**What you have to do:**
Extract every entry word for word.

··· Given records ···

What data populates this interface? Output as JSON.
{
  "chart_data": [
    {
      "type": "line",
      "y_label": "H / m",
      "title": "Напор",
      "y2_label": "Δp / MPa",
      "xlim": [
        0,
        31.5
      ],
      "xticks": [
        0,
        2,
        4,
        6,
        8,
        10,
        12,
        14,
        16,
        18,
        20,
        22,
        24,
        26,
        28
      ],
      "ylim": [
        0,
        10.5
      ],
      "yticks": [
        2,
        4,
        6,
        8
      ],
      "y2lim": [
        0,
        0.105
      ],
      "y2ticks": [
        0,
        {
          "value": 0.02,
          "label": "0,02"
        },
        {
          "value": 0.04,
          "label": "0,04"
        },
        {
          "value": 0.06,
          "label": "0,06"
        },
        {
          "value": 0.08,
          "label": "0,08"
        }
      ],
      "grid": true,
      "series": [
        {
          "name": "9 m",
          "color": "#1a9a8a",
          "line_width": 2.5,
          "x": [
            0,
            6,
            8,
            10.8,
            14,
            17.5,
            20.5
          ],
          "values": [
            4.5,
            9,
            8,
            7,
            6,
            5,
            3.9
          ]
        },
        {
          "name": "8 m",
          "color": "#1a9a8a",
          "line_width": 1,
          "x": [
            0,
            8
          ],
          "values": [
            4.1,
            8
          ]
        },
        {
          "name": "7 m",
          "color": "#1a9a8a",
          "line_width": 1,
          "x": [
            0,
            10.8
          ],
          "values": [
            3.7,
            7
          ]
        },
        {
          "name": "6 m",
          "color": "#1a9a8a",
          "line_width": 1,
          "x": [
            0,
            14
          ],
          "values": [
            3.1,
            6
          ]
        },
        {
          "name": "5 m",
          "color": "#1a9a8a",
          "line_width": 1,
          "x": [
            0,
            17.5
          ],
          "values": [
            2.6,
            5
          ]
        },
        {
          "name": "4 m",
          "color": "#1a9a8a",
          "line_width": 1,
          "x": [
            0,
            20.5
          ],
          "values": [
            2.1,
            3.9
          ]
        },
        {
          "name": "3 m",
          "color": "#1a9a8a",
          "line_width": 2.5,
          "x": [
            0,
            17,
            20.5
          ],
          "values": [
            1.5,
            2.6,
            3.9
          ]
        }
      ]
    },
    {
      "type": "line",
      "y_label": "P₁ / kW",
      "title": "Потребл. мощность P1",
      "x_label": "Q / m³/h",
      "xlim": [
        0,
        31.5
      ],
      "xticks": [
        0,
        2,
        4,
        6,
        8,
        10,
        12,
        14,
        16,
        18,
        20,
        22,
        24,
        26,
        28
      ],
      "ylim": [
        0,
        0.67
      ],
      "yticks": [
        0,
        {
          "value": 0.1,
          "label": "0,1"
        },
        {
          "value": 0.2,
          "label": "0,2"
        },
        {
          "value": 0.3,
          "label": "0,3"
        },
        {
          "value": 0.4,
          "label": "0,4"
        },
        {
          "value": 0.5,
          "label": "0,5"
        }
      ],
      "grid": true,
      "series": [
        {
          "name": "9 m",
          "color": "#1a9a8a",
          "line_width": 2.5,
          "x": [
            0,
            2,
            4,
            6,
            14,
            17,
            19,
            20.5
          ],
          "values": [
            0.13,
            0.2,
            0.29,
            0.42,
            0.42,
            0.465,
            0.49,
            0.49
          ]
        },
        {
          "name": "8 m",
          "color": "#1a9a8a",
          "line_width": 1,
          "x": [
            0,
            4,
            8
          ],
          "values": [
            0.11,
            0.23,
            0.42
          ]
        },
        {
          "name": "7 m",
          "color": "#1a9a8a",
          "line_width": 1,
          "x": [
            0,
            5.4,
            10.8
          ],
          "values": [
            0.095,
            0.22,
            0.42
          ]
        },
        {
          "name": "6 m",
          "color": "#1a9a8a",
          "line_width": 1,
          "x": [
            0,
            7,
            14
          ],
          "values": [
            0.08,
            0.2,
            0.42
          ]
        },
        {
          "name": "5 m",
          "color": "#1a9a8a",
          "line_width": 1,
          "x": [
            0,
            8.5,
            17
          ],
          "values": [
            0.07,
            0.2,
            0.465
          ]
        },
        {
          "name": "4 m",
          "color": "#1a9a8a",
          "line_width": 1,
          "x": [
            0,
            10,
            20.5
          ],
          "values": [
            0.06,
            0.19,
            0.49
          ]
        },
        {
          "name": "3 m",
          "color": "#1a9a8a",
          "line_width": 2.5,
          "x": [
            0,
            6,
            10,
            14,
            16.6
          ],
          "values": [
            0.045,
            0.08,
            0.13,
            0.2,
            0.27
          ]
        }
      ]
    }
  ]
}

···

**The answer:**
What data populates this interface? Output as JSON.
{
  "chart_data": [
    {
      "type": "line",
      "y_label": "H / m",
      "title": "Напор",
      "y2_label": "Δp / MPa",
      "xlim": [
        0,
        31.5
      ],
      "xticks": [
        0,
        2,
        4,
        6,
        8,
        10,
        12,
        14,
        16,
        18,
        20,
        22,
        24,
        26,
        28
      ],
      "ylim": [
        0,
        10.5
      ],
      "yticks": [
        2,
        4,
        6,
        8
      ],
      "y2lim": [
        0,
        0.105
      ],
      "y2ticks": [
        0,
        {
          "value": 0.02,
          "label": "0,02"
        },
        {
          "value": 0.04,
          "label": "0,04"
        },
        {
          "value": 0.06,
          "label": "0,06"
        },
        {
          "value": 0.08,
          "label": "0,08"
        }
      ],
      "grid": true,
      "series": [
        {
          "name": "9 m",
          "color": "#1a9a8a",
          "line_width": 2.5,
          "x": [
            0,
            6,
            8,
            10.8,
            14,
            17.5,
            20.5
          ],
          "values": [
            4.5,
            9,
            8,
            7,
            6,
            5,
            3.9
          ]
        },
        {
          "name": "8 m",
          "color": "#1a9a8a",
          "line_width": 1,
          "x": [
            0,
            8
          ],
          "values": [
            4.1,
            8
          ]
        },
        {
          "name": "7 m",
          "color": "#1a9a8a",
          "line_width": 1,
          "x": [
            0,
            10.8
          ],
          "values": [
            3.7,
            7
          ]
        },
        {
          "name": "6 m",
          "color": "#1a9a8a",
          "line_width": 1,
          "x": [
            0,
            14
          ],
          "values": [
            3.1,
            6
          ]
        },
        {
          "name": "5 m",
          "color": "#1a9a8a",
          "line_width": 1,
          "x": [
            0,
            17.5
          ],
          "values": [
            2.6,
            5
          ]
        },
        {
          "name": "4 m",
          "color": "#1a9a8a",
          "line_width": 1,
          "x": [
            0,
            20.5
          ],
          "values": [
            2.1,
            3.9
          ]
        },
        {
          "name": "3 m",
          "color": "#1a9a8a",
          "line_width": 2.5,
          "x": [
            0,
            17,
            20.5
          ],
          "values": [
            1.5,
            2.6,
            3.9
          ]
        }
      ]
    },
    {
      "type": "line",
      "y_label": "P₁ / kW",
      "title": "Потребл. мощность P1",
      "x_label": "Q / m³/h",
      "xlim": [
        0,
        31.5
      ],
      "xticks": [
        0,
        2,
        4,
        6,
        8,
        10,
        12,
        14,
        16,
        18,
        20,
        22,
        24,
        26,
        28
      ],
      "ylim": [
        0,
        0.67
      ],
      "yticks": [
        0,
        {
          "value": 0.1,
          "label": "0,1"
        },
        {
          "value": 0.2,
          "label": "0,2"
        },
        {
          "value": 0.3,
          "label": "0,3"
        },
        {
          "value": 0.4,
          "label": "0,4"
        },
        {
          "value": 0.5,
          "label": "0,5"
        }
      ],
      "grid": true,
      "series": [
        {
          "name": "9 m",
          "color": "#1a9a8a",
          "line_width": 2.5,
          "x": [
            0,
            2,
            4,
            6,
            14,
            17,
            19,
            20.5
          ],
          "values": [
            0.13,
            0.2,
            0.29,
            0.42,
            0.42,
            0.465,
            0.49,
            0.49
          ]
        },
        {
          "name": "8 m",
          "color": "#1a9a8a",
          "line_width": 1,
          "x": [
            0,
            4,
            8
          ],
          "values": [
            0.11,
            0.23,
            0.42
          ]
        },
        {
          "name": "7 m",
          "color": "#1a9a8a",
          "line_width": 1,
          "x": [
            0,
            5.4,
            10.8
          ],
          "values": [
            0.095,
            0.22,
            0.42
          ]
        },
        {
          "name": "6 m",
          "color": "#1a9a8a",
          "line_width": 1,
          "x": [
            0,
            7,
            14
          ],
          "values": [
            0.08,
            0.2,
            0.42
          ]
        },
        {
          "name": "5 m",
          "color": "#1a9a8a",
          "line_width": 1,
          "x": [
            0,
            8.5,
            17
          ],
          "values": [
            0.07,
            0.2,
            0.465
          ]
        },
        {
          "name": "4 m",
          "color": "#1a9a8a",
          "line_width": 1,
          "x": [
            0,
            10,
            20.5
          ],
          "values": [
            0.06,
            0.19,
            0.49
          ]
        },
        {
          "name": "3 m",
          "color": "#1a9a8a",
          "line_width": 2.5,
          "x": [
            0,
            6,
            10,
            14,
            16.6
          ],
          "values": [
            0.045,
            0.08,
            0.13,
            0.2,
            0.27
          ]
        }
      ]
    }
  ]
}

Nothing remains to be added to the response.